• SHORT PROBLEM
All of the entries must be reproduced exactly, with no images carried over.

---------- EXCERPTED DATA

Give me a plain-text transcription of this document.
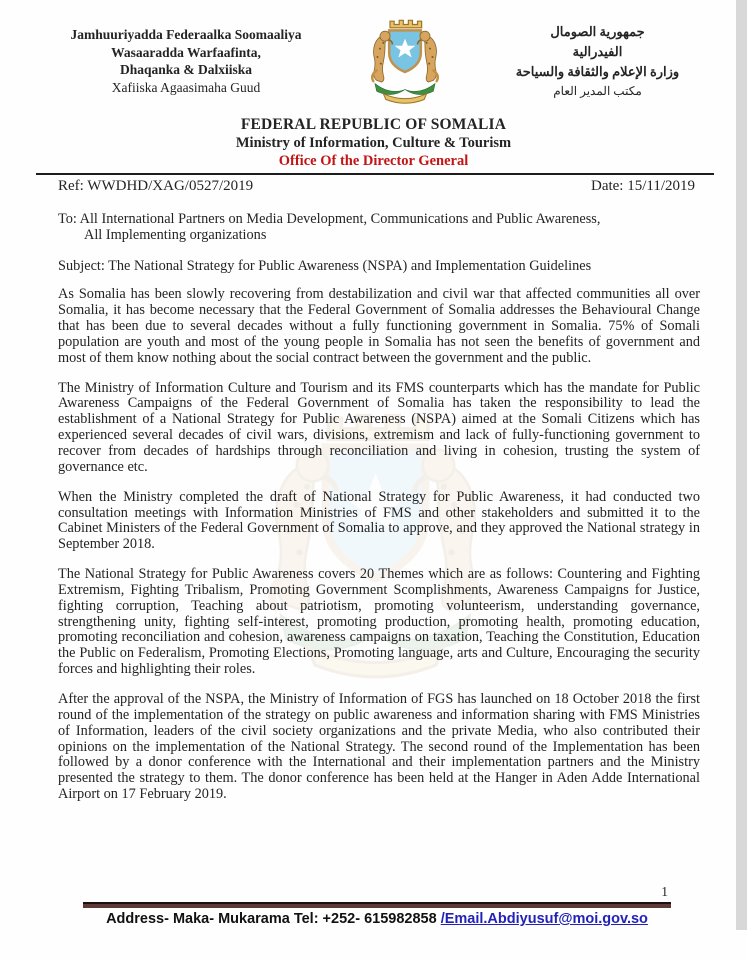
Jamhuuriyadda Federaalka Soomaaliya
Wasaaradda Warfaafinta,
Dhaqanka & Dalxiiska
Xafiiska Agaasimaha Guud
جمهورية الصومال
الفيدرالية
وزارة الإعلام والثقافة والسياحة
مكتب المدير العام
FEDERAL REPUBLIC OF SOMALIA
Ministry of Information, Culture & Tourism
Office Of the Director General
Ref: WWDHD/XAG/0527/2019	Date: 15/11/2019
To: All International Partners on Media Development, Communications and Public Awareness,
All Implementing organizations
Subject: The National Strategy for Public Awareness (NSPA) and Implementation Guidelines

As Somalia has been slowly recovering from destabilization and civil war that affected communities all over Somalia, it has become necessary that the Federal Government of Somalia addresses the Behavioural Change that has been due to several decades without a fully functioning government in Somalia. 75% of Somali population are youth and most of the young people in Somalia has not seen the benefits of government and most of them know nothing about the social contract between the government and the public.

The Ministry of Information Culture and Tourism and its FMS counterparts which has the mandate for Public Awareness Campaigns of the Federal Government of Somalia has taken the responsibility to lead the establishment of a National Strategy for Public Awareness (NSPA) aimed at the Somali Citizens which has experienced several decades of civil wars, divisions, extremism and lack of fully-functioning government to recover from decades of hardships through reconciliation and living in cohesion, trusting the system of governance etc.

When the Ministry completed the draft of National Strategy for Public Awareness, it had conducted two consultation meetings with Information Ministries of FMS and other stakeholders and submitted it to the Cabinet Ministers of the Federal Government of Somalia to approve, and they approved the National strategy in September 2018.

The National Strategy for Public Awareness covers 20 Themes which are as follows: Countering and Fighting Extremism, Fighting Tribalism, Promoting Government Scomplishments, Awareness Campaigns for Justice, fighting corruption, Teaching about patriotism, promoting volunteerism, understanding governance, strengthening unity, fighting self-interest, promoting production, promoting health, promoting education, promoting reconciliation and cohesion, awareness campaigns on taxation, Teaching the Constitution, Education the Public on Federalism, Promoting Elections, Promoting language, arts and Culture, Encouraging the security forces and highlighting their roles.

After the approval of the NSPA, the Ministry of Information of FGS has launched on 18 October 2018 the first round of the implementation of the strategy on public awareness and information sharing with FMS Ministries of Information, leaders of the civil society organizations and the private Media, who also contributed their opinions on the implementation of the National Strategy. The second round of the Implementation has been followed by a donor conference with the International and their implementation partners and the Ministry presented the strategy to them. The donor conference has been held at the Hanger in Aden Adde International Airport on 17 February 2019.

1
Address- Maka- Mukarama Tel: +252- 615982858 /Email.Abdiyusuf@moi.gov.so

--------------------

• ANSWER
Give me a plain-text transcription of this document.
Jamhuuriyadda Federaalka Soomaaliya
Wasaaradda Warfaafinta,
Dhaqanka & Dalxiiska
Xafiiska Agaasimaha Guud
جمهورية الصومال
الفيدرالية
وزارة الإعلام والثقافة والسياحة
مكتب المدير العام
FEDERAL REPUBLIC OF SOMALIA
Ministry of Information, Culture & Tourism
Office Of the Director General
Ref: WWDHD/XAG/0527/2019	Date: 15/11/2019
To: All International Partners on Media Development, Communications and Public Awareness,
All Implementing organizations
Subject: The National Strategy for Public Awareness (NSPA) and Implementation Guidelines

As Somalia has been slowly recovering from destabilization and civil war that affected communities all over Somalia, it has become necessary that the Federal Government of Somalia addresses the Behavioural Change that has been due to several decades without a fully functioning government in Somalia. 75% of Somali population are youth and most of the young people in Somalia has not seen the benefits of government and most of them know nothing about the social contract between the government and the public.

The Ministry of Information Culture and Tourism and its FMS counterparts which has the mandate for Public Awareness Campaigns of the Federal Government of Somalia has taken the responsibility to lead the establishment of a National Strategy for Public Awareness (NSPA) aimed at the Somali Citizens which has experienced several decades of civil wars, divisions, extremism and lack of fully-functioning government to recover from decades of hardships through reconciliation and living in cohesion, trusting the system of governance etc.

When the Ministry completed the draft of National Strategy for Public Awareness, it had conducted two consultation meetings with Information Ministries of FMS and other stakeholders and submitted it to the Cabinet Ministers of the Federal Government of Somalia to approve, and they approved the National strategy in September 2018.

The National Strategy for Public Awareness covers 20 Themes which are as follows: Countering and Fighting Extremism, Fighting Tribalism, Promoting Government Scomplishments, Awareness Campaigns for Justice, fighting corruption, Teaching about patriotism, promoting volunteerism, understanding governance, strengthening unity, fighting self-interest, promoting production, promoting health, promoting education, promoting reconciliation and cohesion, awareness campaigns on taxation, Teaching the Constitution, Education the Public on Federalism, Promoting Elections, Promoting language, arts and Culture, Encouraging the security forces and highlighting their roles.

After the approval of the NSPA, the Ministry of Information of FGS has launched on 18 October 2018 the first round of the implementation of the strategy on public awareness and information sharing with FMS Ministries of Information, leaders of the civil society organizations and the private Media, who also contributed their opinions on the implementation of the National Strategy. The second round of the Implementation has been followed by a donor conference with the International and their implementation partners and the Ministry presented the strategy to them. The donor conference has been held at the Hanger in Aden Adde International Airport on 17 February 2019.

1
Address- Maka- Mukarama Tel: +252- 615982858 /Email.Abdiyusuf@moi.gov.so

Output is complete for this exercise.